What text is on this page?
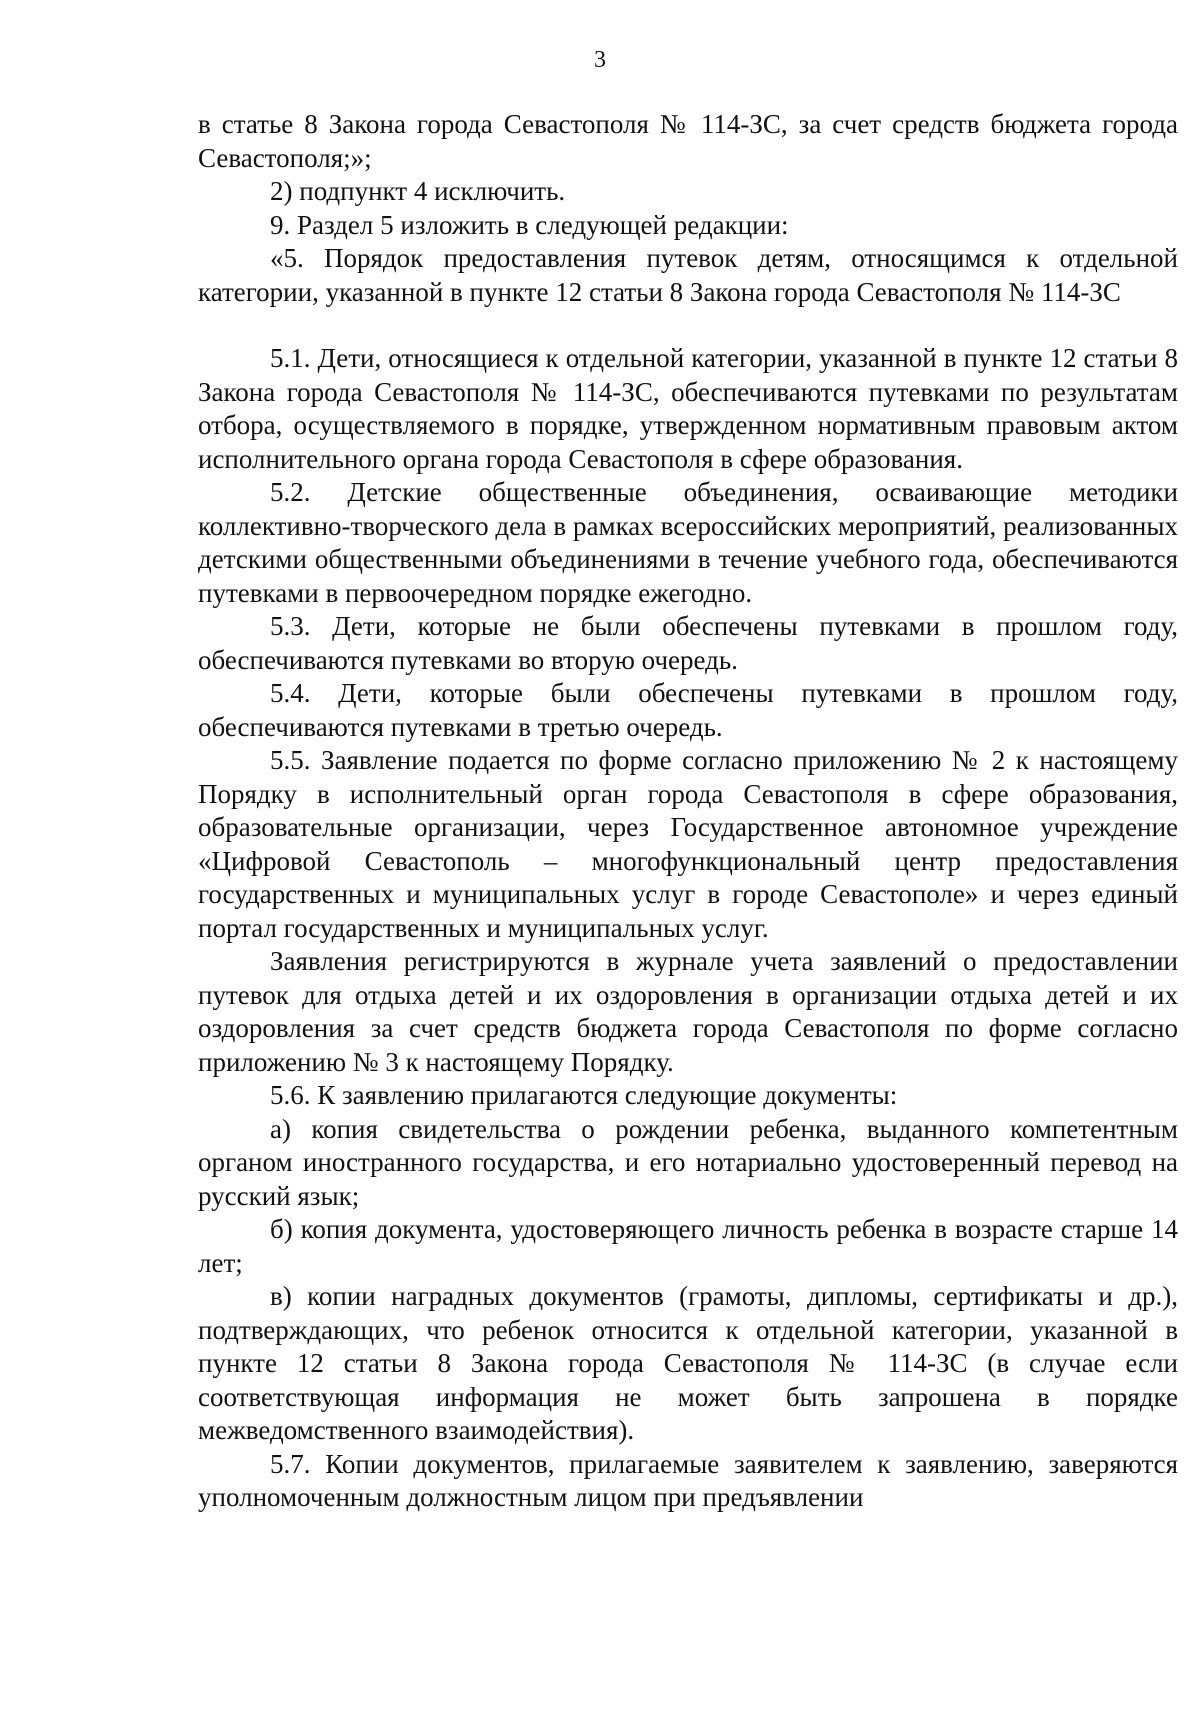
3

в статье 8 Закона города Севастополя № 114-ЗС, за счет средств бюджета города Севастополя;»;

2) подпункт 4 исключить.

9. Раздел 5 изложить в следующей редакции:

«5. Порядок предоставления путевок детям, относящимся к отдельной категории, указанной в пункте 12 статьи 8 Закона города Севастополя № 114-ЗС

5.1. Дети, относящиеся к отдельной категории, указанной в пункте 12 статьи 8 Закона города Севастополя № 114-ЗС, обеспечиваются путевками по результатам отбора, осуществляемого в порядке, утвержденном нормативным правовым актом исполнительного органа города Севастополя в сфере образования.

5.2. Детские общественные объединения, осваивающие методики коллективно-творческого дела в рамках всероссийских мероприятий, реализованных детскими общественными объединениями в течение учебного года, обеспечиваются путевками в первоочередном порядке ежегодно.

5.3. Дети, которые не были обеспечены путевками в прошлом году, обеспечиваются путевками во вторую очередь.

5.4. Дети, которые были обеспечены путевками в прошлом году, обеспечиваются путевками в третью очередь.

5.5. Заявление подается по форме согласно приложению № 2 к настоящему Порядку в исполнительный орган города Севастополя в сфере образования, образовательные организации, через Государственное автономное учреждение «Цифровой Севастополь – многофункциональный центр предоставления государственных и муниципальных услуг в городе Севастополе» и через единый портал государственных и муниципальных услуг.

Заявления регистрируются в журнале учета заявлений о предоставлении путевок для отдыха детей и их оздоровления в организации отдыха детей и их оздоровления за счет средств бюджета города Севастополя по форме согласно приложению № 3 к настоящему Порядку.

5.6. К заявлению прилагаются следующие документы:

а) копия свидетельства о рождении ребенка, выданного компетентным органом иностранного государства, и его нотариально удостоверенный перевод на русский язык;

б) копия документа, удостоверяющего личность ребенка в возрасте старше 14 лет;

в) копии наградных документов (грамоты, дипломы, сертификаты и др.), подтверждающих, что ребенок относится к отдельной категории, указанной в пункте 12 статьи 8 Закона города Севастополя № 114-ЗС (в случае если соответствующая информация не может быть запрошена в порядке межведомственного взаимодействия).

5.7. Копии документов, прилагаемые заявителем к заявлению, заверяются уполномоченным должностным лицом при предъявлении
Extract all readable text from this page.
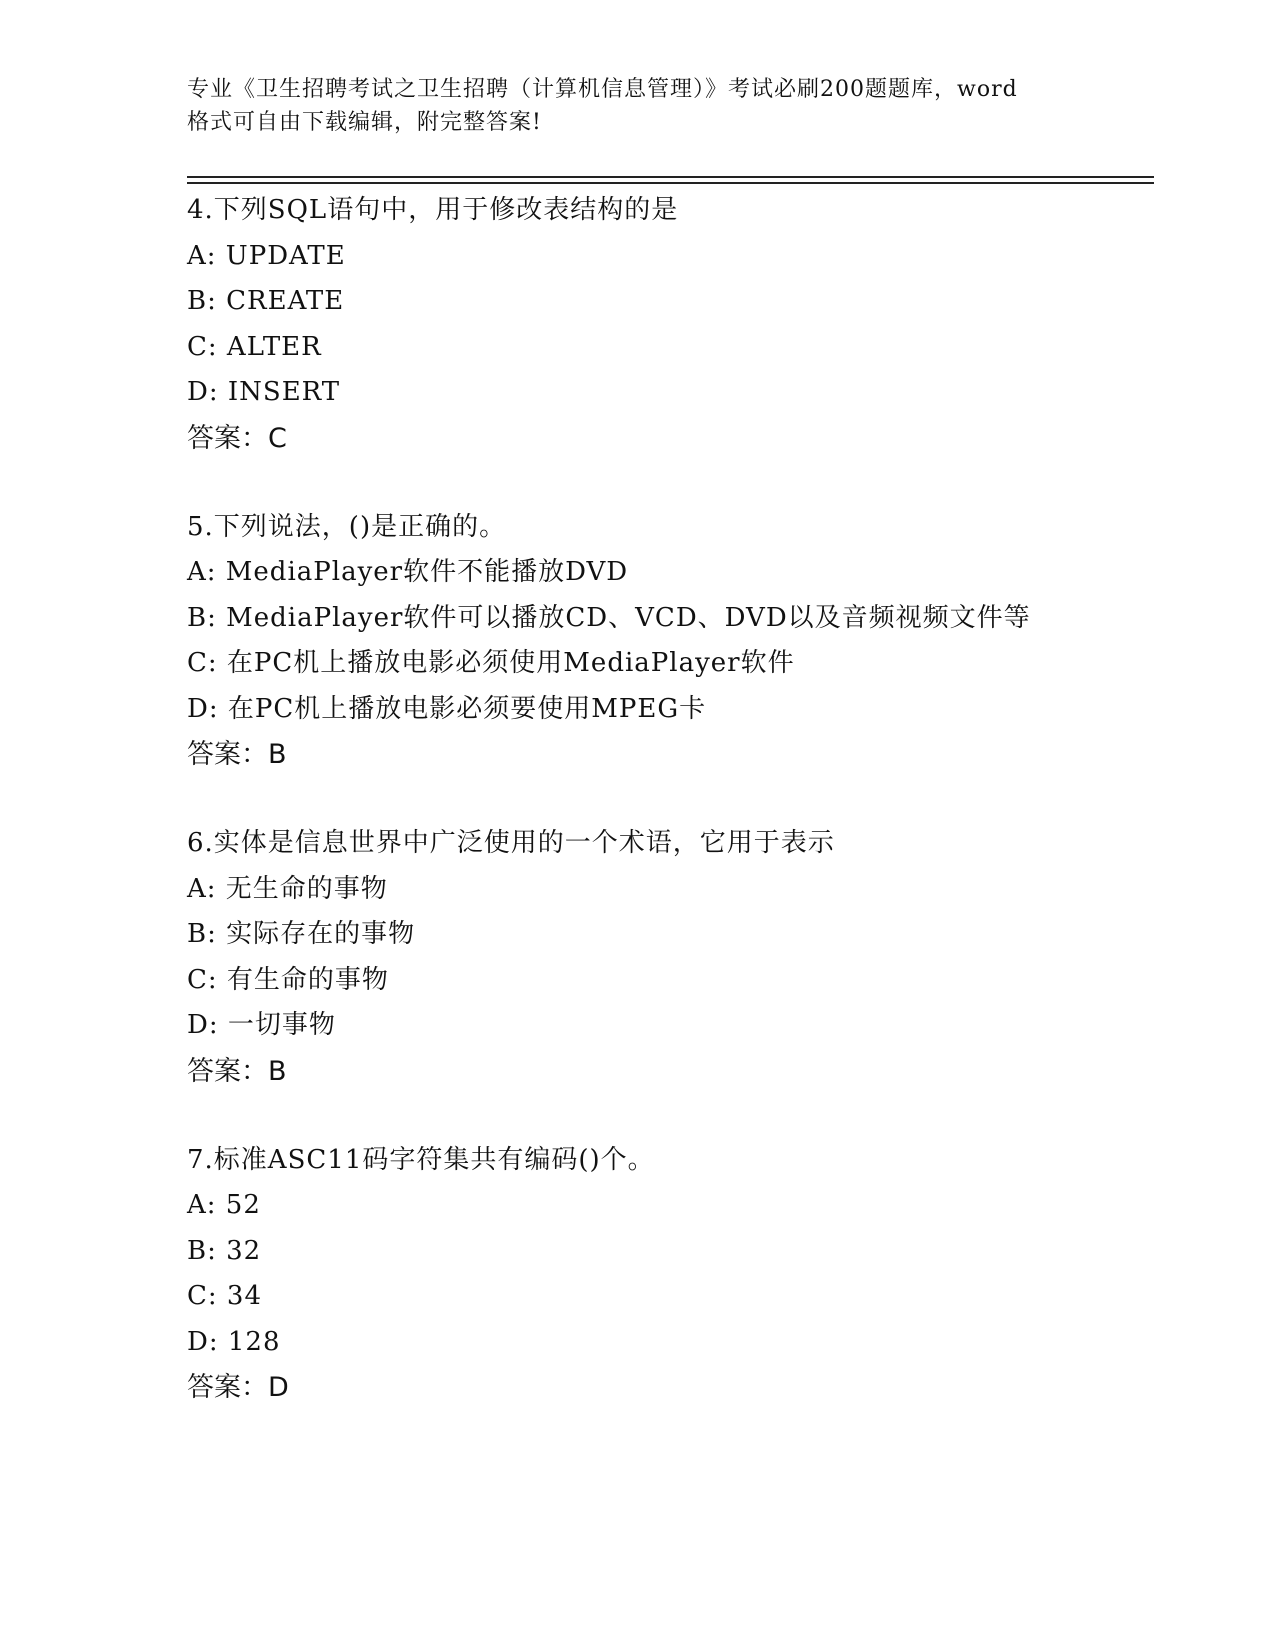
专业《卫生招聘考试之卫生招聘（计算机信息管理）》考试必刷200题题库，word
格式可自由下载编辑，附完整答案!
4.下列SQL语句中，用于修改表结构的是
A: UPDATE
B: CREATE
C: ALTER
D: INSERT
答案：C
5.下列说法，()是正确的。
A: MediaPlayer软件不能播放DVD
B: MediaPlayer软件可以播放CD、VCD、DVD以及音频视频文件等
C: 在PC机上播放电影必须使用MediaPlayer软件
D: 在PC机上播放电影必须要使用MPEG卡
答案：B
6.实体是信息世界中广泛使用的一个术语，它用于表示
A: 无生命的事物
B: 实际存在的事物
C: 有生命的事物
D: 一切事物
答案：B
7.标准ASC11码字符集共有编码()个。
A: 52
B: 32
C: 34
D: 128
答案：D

#### [Task statement]
Of all the lines in the data above, state how many include "Дети". Say only the number.

#### [Task solution]
3